--- PROBLEM REQUIREMENTS ---
Each line containing the word "danmaku" must be collected.

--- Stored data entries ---
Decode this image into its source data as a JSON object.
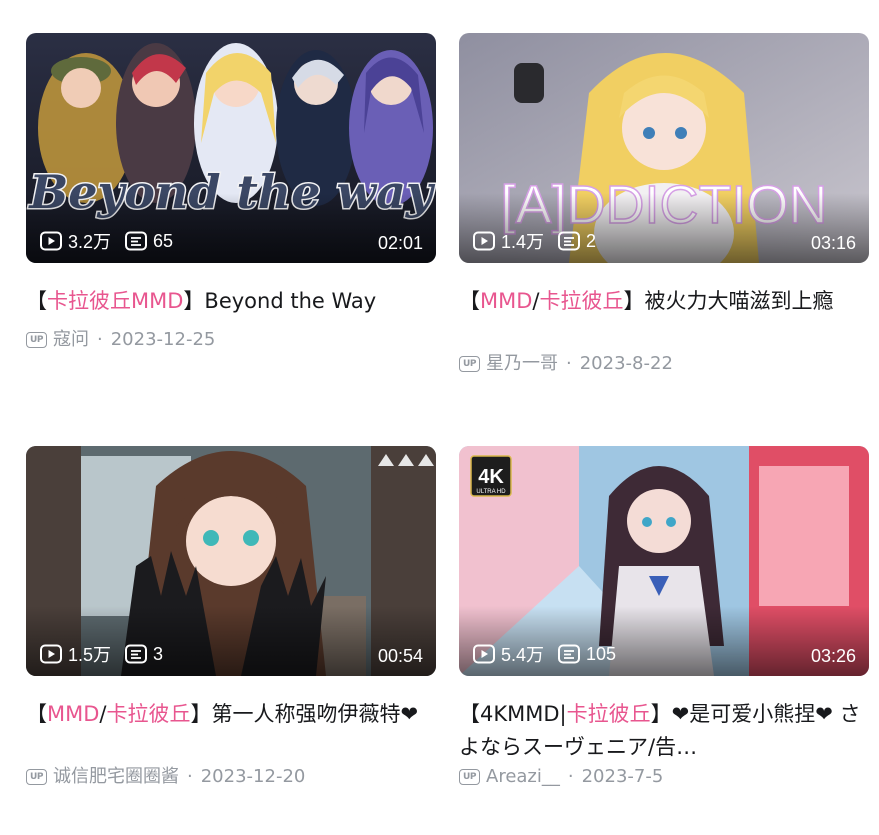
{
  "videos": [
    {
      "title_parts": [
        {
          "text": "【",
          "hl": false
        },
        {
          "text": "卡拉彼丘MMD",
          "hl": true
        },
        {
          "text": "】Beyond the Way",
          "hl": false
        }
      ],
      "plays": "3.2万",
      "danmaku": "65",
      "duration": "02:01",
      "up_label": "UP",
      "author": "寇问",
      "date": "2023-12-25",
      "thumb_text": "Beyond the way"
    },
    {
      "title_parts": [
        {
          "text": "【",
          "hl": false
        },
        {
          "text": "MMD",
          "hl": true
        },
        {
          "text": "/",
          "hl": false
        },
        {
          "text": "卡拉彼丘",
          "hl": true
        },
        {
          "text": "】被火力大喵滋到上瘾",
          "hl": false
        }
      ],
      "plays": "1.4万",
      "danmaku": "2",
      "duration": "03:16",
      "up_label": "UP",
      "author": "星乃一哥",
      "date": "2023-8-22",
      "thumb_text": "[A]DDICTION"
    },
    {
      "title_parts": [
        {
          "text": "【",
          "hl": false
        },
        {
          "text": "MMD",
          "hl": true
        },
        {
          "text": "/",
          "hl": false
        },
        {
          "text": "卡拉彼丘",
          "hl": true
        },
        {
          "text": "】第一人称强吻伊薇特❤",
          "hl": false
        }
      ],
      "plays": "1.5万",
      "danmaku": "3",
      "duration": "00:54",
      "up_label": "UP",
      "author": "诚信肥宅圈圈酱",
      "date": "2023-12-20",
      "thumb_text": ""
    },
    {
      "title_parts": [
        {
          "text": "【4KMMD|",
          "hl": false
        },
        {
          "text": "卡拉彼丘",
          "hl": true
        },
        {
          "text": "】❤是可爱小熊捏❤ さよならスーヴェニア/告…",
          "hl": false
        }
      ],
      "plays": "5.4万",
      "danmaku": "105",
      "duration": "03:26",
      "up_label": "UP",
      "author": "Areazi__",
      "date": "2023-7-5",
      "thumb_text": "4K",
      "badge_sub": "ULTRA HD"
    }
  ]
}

--- TASK RESULT ---
      "danmaku": "65",
      "danmaku": "2",
      "danmaku": "3",
      "danmaku": "105",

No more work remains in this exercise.